**Data shown**
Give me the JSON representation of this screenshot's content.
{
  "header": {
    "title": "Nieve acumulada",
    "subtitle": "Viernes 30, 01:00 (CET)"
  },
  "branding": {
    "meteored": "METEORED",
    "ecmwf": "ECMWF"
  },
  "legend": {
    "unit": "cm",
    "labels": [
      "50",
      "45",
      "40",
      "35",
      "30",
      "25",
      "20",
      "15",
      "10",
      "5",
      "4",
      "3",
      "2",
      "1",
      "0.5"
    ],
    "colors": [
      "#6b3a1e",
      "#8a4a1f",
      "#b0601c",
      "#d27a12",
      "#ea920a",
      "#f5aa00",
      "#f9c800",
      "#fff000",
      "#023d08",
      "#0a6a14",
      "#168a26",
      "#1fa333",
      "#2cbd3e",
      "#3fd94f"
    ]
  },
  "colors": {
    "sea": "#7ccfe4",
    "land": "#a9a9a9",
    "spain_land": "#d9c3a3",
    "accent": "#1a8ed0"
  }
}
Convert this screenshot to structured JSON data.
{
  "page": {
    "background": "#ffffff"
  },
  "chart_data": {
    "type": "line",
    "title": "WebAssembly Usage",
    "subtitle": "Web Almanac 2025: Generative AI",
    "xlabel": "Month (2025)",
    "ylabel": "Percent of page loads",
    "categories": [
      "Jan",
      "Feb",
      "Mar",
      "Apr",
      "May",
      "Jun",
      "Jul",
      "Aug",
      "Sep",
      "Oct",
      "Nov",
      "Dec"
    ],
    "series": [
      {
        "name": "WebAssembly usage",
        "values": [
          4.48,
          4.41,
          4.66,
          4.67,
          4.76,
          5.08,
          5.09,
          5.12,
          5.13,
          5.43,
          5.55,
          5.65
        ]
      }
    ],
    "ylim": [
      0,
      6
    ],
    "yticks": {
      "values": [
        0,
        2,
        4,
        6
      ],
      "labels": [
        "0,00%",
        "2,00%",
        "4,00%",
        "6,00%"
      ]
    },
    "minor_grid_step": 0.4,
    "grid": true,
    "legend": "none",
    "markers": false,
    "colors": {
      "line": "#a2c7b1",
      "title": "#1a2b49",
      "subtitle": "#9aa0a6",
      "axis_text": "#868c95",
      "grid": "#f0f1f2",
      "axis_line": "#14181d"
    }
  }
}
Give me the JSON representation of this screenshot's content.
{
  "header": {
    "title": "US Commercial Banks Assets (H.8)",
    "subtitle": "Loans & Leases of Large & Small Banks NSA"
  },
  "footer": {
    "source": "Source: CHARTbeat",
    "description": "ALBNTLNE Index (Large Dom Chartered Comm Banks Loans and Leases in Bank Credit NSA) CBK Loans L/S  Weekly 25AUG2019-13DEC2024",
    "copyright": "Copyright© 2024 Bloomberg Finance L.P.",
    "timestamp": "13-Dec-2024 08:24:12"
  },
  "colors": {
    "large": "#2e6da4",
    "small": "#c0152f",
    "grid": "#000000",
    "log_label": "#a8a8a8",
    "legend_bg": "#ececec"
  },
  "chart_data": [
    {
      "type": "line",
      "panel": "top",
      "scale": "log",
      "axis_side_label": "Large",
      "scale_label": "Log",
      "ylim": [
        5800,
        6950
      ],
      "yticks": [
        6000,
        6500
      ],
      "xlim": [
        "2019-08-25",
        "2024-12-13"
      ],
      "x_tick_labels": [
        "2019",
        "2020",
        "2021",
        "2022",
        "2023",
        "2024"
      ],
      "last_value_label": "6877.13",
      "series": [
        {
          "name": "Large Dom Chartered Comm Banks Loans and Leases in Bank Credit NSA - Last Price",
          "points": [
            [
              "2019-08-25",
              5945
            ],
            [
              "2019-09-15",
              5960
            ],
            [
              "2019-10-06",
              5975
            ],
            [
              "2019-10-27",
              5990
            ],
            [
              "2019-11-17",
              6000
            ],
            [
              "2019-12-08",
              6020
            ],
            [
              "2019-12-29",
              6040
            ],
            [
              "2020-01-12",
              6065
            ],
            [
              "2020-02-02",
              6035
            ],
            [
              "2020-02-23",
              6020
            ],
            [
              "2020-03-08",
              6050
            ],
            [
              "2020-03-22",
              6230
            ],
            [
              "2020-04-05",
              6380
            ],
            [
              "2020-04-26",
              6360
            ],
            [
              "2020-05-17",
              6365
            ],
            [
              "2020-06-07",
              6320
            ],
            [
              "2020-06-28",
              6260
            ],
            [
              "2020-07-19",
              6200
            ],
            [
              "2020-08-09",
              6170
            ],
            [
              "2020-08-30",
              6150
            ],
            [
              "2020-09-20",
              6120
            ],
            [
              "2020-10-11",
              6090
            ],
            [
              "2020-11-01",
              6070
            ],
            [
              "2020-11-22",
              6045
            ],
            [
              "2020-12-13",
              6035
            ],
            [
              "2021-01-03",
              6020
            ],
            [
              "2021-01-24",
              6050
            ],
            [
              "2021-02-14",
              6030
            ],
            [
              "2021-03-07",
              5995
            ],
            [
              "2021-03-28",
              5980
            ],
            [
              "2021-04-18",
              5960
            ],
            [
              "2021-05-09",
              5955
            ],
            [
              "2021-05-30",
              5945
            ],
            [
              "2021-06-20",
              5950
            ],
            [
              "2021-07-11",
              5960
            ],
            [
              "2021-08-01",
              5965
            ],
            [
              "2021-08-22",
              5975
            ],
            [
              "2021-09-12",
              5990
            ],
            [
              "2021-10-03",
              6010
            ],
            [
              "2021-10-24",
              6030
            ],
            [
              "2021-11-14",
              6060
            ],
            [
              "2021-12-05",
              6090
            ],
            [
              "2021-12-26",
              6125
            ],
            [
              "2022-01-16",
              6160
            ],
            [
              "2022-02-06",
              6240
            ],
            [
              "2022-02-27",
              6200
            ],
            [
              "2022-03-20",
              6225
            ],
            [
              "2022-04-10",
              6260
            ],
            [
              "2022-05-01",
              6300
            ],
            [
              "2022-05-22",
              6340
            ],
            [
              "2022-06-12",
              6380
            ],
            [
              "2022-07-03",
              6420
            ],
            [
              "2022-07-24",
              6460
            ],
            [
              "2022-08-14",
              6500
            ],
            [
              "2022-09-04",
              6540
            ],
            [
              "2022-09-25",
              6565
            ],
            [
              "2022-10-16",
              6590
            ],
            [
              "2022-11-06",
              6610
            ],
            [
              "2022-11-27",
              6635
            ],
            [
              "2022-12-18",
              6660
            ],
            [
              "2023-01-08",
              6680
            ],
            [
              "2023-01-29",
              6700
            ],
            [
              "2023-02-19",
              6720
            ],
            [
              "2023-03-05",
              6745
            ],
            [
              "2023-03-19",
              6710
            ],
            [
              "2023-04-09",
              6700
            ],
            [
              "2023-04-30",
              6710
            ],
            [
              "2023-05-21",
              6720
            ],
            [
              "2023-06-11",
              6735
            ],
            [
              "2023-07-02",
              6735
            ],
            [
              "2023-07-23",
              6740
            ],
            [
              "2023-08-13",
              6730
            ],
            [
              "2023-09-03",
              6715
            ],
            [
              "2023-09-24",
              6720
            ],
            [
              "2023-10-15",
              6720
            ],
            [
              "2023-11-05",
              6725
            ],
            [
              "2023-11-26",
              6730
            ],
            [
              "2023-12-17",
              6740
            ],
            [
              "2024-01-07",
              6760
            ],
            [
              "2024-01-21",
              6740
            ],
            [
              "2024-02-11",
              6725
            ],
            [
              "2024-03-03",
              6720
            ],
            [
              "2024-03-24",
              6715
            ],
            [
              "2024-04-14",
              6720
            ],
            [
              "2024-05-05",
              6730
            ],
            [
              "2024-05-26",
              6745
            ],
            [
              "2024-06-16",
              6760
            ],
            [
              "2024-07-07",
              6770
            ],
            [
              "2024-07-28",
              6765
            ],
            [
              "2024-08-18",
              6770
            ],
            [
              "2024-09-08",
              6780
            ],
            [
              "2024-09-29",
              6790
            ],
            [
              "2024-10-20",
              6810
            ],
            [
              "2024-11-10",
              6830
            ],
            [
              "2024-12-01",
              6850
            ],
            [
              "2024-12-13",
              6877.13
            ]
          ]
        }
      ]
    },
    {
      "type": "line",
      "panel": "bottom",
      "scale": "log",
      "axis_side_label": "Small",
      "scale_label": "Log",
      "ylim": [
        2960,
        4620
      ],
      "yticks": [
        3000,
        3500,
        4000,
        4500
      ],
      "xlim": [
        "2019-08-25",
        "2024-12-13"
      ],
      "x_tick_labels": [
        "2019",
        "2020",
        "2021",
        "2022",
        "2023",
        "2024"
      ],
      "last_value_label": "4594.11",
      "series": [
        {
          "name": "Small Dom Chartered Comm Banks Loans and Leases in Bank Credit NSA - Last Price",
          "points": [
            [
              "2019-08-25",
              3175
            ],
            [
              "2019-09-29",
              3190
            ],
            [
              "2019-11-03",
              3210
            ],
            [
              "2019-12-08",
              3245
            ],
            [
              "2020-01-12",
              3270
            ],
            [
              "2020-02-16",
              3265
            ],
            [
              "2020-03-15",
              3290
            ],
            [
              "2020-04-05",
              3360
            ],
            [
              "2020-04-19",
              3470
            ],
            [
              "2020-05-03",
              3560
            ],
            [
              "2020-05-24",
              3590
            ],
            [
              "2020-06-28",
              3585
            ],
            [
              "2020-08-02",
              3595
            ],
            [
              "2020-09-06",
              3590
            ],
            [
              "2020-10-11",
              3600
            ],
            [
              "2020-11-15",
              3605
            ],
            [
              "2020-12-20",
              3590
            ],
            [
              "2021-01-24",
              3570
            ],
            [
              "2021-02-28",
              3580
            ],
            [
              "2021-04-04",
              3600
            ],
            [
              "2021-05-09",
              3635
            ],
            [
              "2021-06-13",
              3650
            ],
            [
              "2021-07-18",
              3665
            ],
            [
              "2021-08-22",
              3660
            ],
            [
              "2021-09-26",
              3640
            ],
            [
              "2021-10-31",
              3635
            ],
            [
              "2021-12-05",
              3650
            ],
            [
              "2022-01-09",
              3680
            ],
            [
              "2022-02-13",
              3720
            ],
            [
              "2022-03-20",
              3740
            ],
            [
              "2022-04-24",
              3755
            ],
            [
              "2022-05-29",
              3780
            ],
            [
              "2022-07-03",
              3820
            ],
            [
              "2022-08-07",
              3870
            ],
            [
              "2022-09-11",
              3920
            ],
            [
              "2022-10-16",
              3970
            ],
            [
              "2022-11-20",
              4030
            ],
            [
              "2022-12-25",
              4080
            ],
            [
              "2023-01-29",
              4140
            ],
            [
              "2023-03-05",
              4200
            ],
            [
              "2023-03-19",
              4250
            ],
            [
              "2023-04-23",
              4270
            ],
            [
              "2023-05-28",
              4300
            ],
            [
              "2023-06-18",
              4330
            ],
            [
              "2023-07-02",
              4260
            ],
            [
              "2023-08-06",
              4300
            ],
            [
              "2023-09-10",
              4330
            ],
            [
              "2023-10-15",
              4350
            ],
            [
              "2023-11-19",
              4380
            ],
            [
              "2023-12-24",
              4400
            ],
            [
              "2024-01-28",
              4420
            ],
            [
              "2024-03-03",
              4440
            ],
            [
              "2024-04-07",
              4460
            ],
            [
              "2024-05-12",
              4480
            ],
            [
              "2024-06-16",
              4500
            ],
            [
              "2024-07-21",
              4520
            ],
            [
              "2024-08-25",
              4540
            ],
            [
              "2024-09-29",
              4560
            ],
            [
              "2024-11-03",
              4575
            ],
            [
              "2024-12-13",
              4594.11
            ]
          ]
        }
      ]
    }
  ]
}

**What you have to do**
List every line from the entries above in which "name" appears.

**Reply**
        "name": "WebAssembly usage",
          "name": "Large Dom Chartered Comm Banks Loans and Leases in Bank Credit NSA - Last Price",
          "name": "Small Dom Chartered Comm Banks Loans and Leases in Bank Credit NSA - Last Price",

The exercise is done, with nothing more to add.